• The exercise: Find all lines in the records that include the word "this", and copy them out.

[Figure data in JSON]
<<<<

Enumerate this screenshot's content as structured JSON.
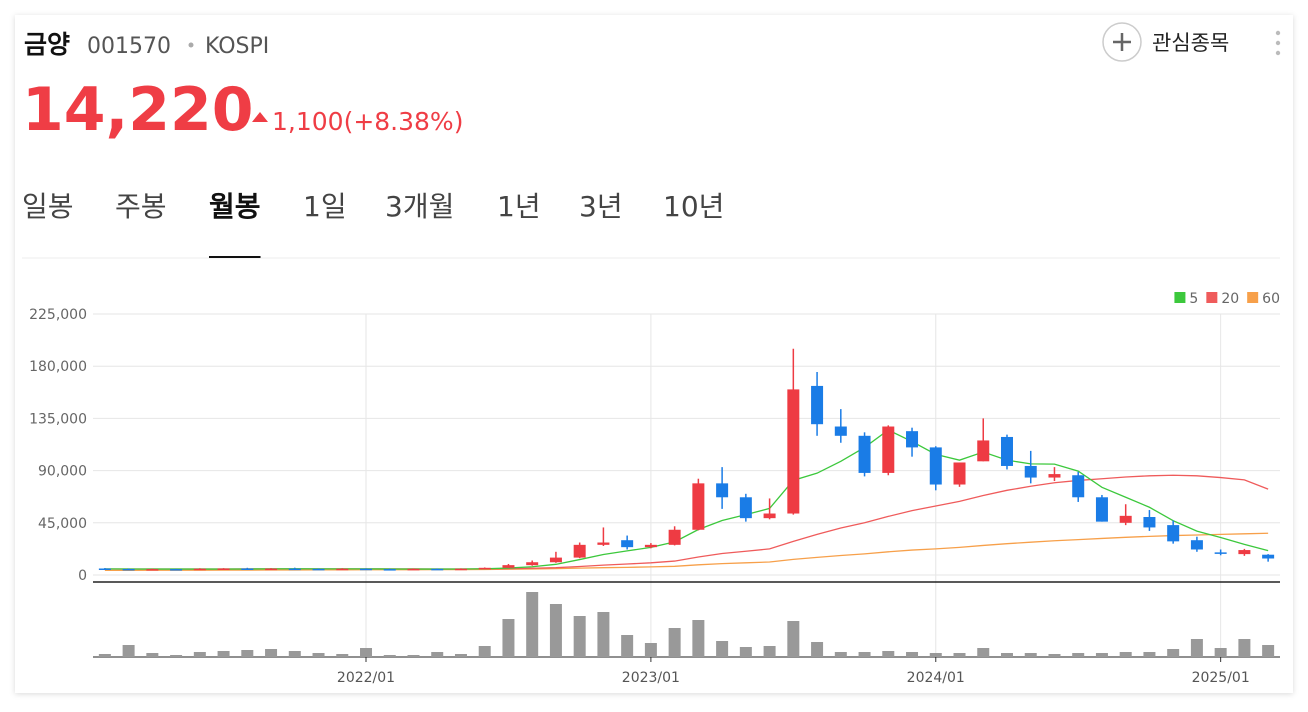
{
  "header": {
    "name": "금양",
    "code": "001570",
    "market": "KOSPI",
    "price": "14,220",
    "change": "1,100(+8.38%)",
    "watch_button": "관심종목"
  },
  "tabs": {
    "items": [
      "일봉",
      "주봉",
      "월봉",
      "1일",
      "3개월",
      "1년",
      "3년",
      "10년"
    ],
    "active": 2
  },
  "chart_data": {
    "type": "candlestick",
    "categories": [
      null,
      null,
      null,
      null,
      null,
      null,
      null,
      null,
      null,
      null,
      null,
      "2022/01",
      null,
      null,
      null,
      null,
      null,
      null,
      null,
      null,
      null,
      null,
      null,
      "2023/01",
      null,
      null,
      null,
      null,
      null,
      null,
      null,
      null,
      null,
      null,
      null,
      "2024/01",
      null,
      null,
      null,
      null,
      null,
      null,
      null,
      null,
      null,
      null,
      null,
      "2025/01",
      null,
      null
    ],
    "open": [
      5600,
      5200,
      4800,
      5100,
      4900,
      5400,
      5600,
      5300,
      5500,
      5300,
      5000,
      5400,
      5100,
      5000,
      5300,
      5000,
      5400,
      6200,
      8500,
      11000,
      15000,
      26000,
      30000,
      24000,
      26000,
      39000,
      79000,
      67000,
      49000,
      53000,
      163000,
      128000,
      120000,
      88000,
      124000,
      110000,
      78000,
      98000,
      119000,
      94000,
      84000,
      86000,
      67000,
      45000,
      50000,
      43000,
      30000,
      19500,
      18000,
      17500
    ],
    "high": [
      6000,
      5600,
      5400,
      5300,
      5800,
      5900,
      6200,
      5900,
      6300,
      5600,
      5800,
      5700,
      5500,
      5600,
      5600,
      5700,
      6500,
      9500,
      12500,
      20000,
      28000,
      41000,
      34000,
      27500,
      42000,
      83000,
      93000,
      70000,
      66000,
      195000,
      175000,
      143000,
      123000,
      129000,
      127000,
      111000,
      97000,
      135000,
      121000,
      107000,
      93000,
      89000,
      69000,
      61000,
      56000,
      47000,
      33000,
      22000,
      22500,
      18000
    ],
    "low": [
      4800,
      4500,
      4600,
      4700,
      4800,
      5000,
      5100,
      5000,
      5200,
      4900,
      4900,
      5000,
      4800,
      4800,
      4900,
      4800,
      5200,
      6000,
      8000,
      10500,
      14500,
      25000,
      22000,
      23000,
      25500,
      38500,
      57000,
      46000,
      48000,
      52000,
      120000,
      114000,
      85000,
      86000,
      102000,
      73000,
      76000,
      98000,
      91000,
      79000,
      81000,
      63000,
      46000,
      43000,
      38000,
      27000,
      20000,
      17000,
      16500,
      11500
    ],
    "close": [
      5200,
      4800,
      5100,
      4900,
      5400,
      5600,
      5300,
      5500,
      5300,
      5000,
      5400,
      5100,
      5000,
      5300,
      5000,
      5400,
      6200,
      8500,
      11000,
      15000,
      26000,
      28000,
      24000,
      26000,
      39000,
      79000,
      67000,
      49000,
      53000,
      160000,
      130000,
      120000,
      88000,
      128000,
      110000,
      78000,
      97000,
      116000,
      94000,
      84000,
      87000,
      67000,
      46000,
      51000,
      41000,
      29000,
      22000,
      18500,
      21500,
      14220
    ],
    "up_color": "#ee3b43",
    "down_color": "#1a7ce6",
    "series": [
      {
        "name": "5",
        "color": "#3cc83c",
        "values": [
          5300,
          5200,
          5100,
          5100,
          5100,
          5100,
          5200,
          5300,
          5400,
          5300,
          5300,
          5300,
          5200,
          5100,
          5100,
          5200,
          5400,
          6000,
          7100,
          9200,
          13300,
          17700,
          20800,
          23800,
          28600,
          39200,
          47000,
          52000,
          57400,
          81600,
          87800,
          98000,
          110000,
          125000,
          115000,
          104000,
          99000,
          106000,
          99000,
          95800,
          95600,
          89600,
          75600,
          67000,
          58400,
          46800,
          37800,
          32300,
          26400,
          21000
        ]
      },
      {
        "name": "20",
        "color": "#ef5b5b",
        "values": [
          5200,
          5200,
          5150,
          5150,
          5200,
          5200,
          5250,
          5250,
          5300,
          5300,
          5300,
          5300,
          5250,
          5250,
          5200,
          5200,
          5300,
          5500,
          5800,
          6300,
          7300,
          8500,
          9500,
          10500,
          12000,
          15500,
          18500,
          20500,
          22500,
          29000,
          35000,
          40500,
          45000,
          50500,
          55500,
          59500,
          63500,
          68500,
          73000,
          76500,
          79500,
          81500,
          83000,
          84500,
          85500,
          86000,
          85500,
          84000,
          82000,
          74000
        ]
      },
      {
        "name": "60",
        "color": "#f7a04a",
        "values": [
          4000,
          4050,
          4100,
          4100,
          4150,
          4200,
          4250,
          4300,
          4350,
          4400,
          4450,
          4500,
          4550,
          4600,
          4650,
          4700,
          4800,
          5000,
          5200,
          5500,
          5900,
          6300,
          6600,
          7000,
          7500,
          8800,
          9800,
          10500,
          11200,
          13500,
          15200,
          16800,
          18200,
          20000,
          21500,
          22500,
          23800,
          25500,
          27000,
          28300,
          29500,
          30500,
          31500,
          32500,
          33300,
          34000,
          34500,
          35000,
          35500,
          36000
        ]
      }
    ],
    "volume": {
      "color": "#999999",
      "values": [
        300000,
        1200000,
        400000,
        200000,
        500000,
        600000,
        700000,
        800000,
        600000,
        400000,
        300000,
        900000,
        200000,
        200000,
        500000,
        300000,
        1100000,
        3800000,
        6500000,
        5300000,
        4100000,
        4500000,
        2200000,
        1400000,
        2900000,
        3700000,
        1600000,
        1000000,
        1100000,
        3600000,
        1500000,
        500000,
        500000,
        600000,
        500000,
        400000,
        400000,
        900000,
        400000,
        400000,
        300000,
        400000,
        400000,
        500000,
        500000,
        800000,
        1800000,
        900000,
        1800000,
        1200000
      ]
    },
    "ylim": [
      0,
      225000
    ],
    "yticks": [
      0,
      {
        "value": 45000,
        "label": "45,000"
      },
      {
        "value": 90000,
        "label": "90,000"
      },
      {
        "value": 135000,
        "label": "135,000"
      },
      {
        "value": 180000,
        "label": "180,000"
      },
      {
        "value": 225000,
        "label": "225,000"
      }
    ],
    "grid": true,
    "legend": "top-right"
  }
}
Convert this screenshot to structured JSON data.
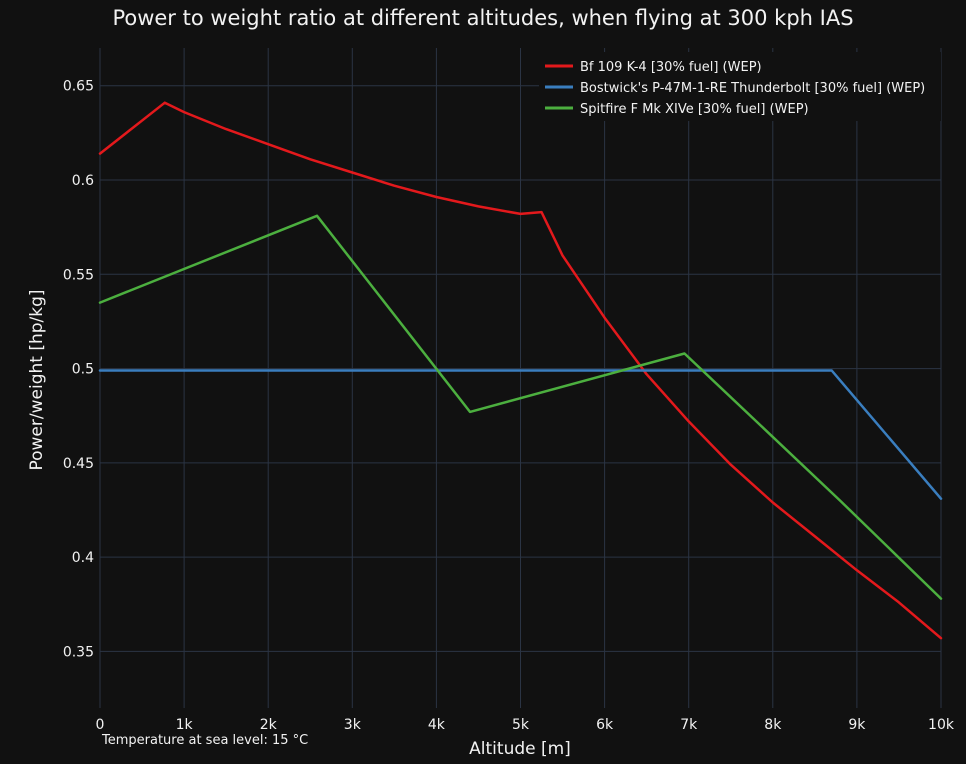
{
  "chart_data": {
    "type": "line",
    "title": "Power to weight ratio at different altitudes, when flying at 300 kph IAS",
    "xlabel": "Altitude [m]",
    "ylabel": "Power/weight [hp/kg]",
    "xlim": [
      0,
      10000
    ],
    "ylim": [
      0.32,
      0.67
    ],
    "x_ticks": [
      0,
      1000,
      2000,
      3000,
      4000,
      5000,
      6000,
      7000,
      8000,
      9000,
      10000
    ],
    "x_tick_labels": [
      "0",
      "1k",
      "2k",
      "3k",
      "4k",
      "5k",
      "6k",
      "7k",
      "8k",
      "9k",
      "10k"
    ],
    "y_ticks": [
      0.35,
      0.4,
      0.45,
      0.5,
      0.55,
      0.6,
      0.65
    ],
    "y_tick_labels": [
      "0.35",
      "0.4",
      "0.45",
      "0.5",
      "0.55",
      "0.6",
      "0.65"
    ],
    "grid": true,
    "legend_position": "top-right",
    "background": "#111111",
    "annotation": "Temperature at sea level: 15 °C",
    "series": [
      {
        "name": "Bf 109 K-4 [30% fuel] (WEP)",
        "color": "#e3191c",
        "x": [
          0,
          770,
          1000,
          1500,
          2000,
          2500,
          3000,
          3500,
          4000,
          4500,
          5000,
          5250,
          5500,
          6000,
          6500,
          7000,
          7500,
          8000,
          8500,
          9000,
          9500,
          10000
        ],
        "y": [
          0.614,
          0.641,
          0.636,
          0.627,
          0.619,
          0.611,
          0.604,
          0.597,
          0.591,
          0.586,
          0.582,
          0.583,
          0.56,
          0.527,
          0.497,
          0.472,
          0.449,
          0.429,
          0.411,
          0.393,
          0.376,
          0.357
        ]
      },
      {
        "name": "Bostwick's P-47M-1-RE Thunderbolt [30% fuel] (WEP)",
        "color": "#3a7ebf",
        "x": [
          0,
          8700,
          10000
        ],
        "y": [
          0.499,
          0.499,
          0.431
        ]
      },
      {
        "name": "Spitfire F Mk XIVe [30% fuel] (WEP)",
        "color": "#4caf3f",
        "x": [
          0,
          2580,
          4400,
          6950,
          8800,
          10000
        ],
        "y": [
          0.535,
          0.581,
          0.477,
          0.508,
          0.43,
          0.378
        ]
      }
    ]
  }
}
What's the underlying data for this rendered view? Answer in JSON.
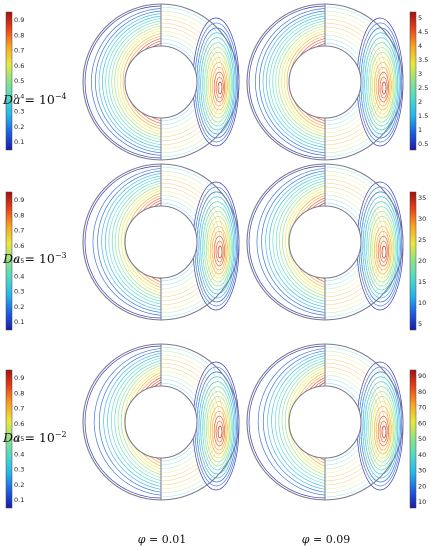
{
  "panel_rows": [
    {
      "da_prefix": "Da",
      "da_eq": "= 10",
      "da_exp": "−4",
      "left_colorbar_ticks": [
        "0.9",
        "0.8",
        "0.7",
        "0.6",
        "0.5",
        "0.4",
        "0.3",
        "0.2",
        "0.1"
      ],
      "right_colorbar_ticks": [
        "5",
        "4.5",
        "4",
        "3.5",
        "3",
        "2.5",
        "2",
        "1.5",
        "1",
        "0.5"
      ]
    },
    {
      "da_prefix": "Da",
      "da_eq": "= 10",
      "da_exp": "−3",
      "left_colorbar_ticks": [
        "0.9",
        "0.8",
        "0.7",
        "0.6",
        "0.5",
        "0.4",
        "0.3",
        "0.2",
        "0.1"
      ],
      "right_colorbar_ticks": [
        "35",
        "30",
        "25",
        "20",
        "15",
        "10",
        "5"
      ]
    },
    {
      "da_prefix": "Da",
      "da_eq": "= 10",
      "da_exp": "−2",
      "left_colorbar_ticks": [
        "0.9",
        "0.8",
        "0.7",
        "0.6",
        "0.5",
        "0.4",
        "0.3",
        "0.2",
        "0.1"
      ],
      "right_colorbar_ticks": [
        "90",
        "80",
        "70",
        "60",
        "50",
        "40",
        "30",
        "20",
        "10"
      ]
    }
  ],
  "column_labels": [
    {
      "symbol": "φ",
      "value": "= 0.01"
    },
    {
      "symbol": "φ",
      "value": "= 0.09"
    }
  ],
  "colormap": [
    "#1a1aa8",
    "#1e5fe0",
    "#27b4e8",
    "#4fd8c8",
    "#8fe08a",
    "#e8e840",
    "#f5a623",
    "#e8451c",
    "#a31010"
  ]
}
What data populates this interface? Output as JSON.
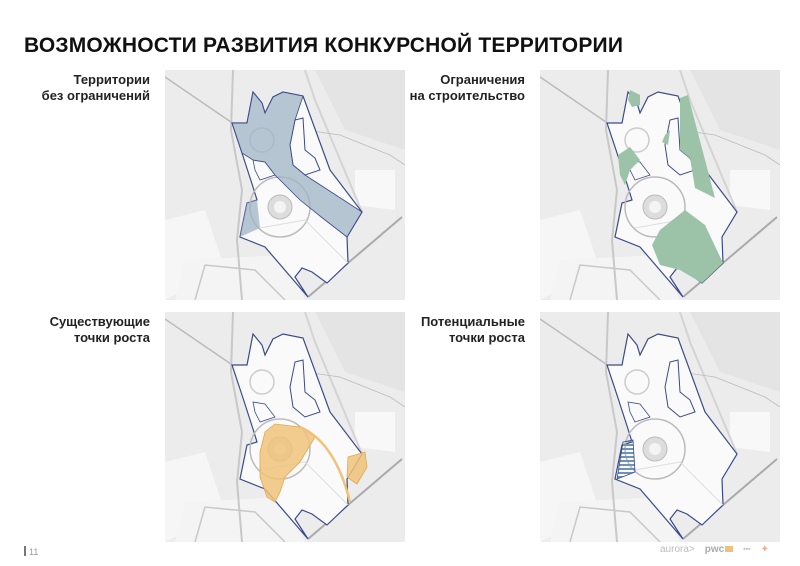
{
  "title": "ВОЗМОЖНОСТИ РАЗВИТИЯ КОНКУРСНОЙ ТЕРРИТОРИИ",
  "panels": [
    {
      "label_line1": "Территории",
      "label_line2": "без ограничений",
      "overlay": "unrestricted",
      "color": "#9fb3c4"
    },
    {
      "label_line1": "Ограничения",
      "label_line2": "на строительство",
      "overlay": "restrictions",
      "color": "#9cc3a8"
    },
    {
      "label_line1": "Существующие",
      "label_line2": "точки роста",
      "overlay": "existing-growth",
      "color": "#f0c27a"
    },
    {
      "label_line1": "Потенциальные",
      "label_line2": "точки роста",
      "overlay": "potential-growth",
      "color": "#6f93b5"
    }
  ],
  "footer": {
    "page_number": "11",
    "logos": [
      "aurora",
      "pwc"
    ]
  },
  "colors": {
    "boundary": "#3a4a8a",
    "map_bg": "#ececec"
  }
}
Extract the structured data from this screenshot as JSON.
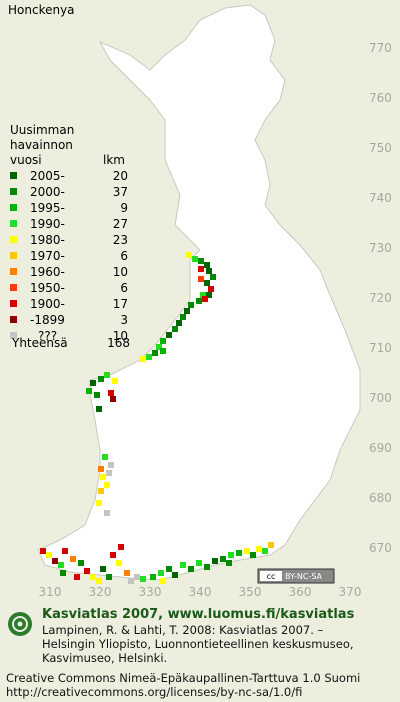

>>>>

• Reply:
Enumerate this screenshot's content as structured JSON.
Convert this screenshot to structured JSON data.
What's the underlying data for this rendered view? Answer in JSON.
What data populates this interface? Output as JSON.
Extract the structured data from this screenshot as JSON.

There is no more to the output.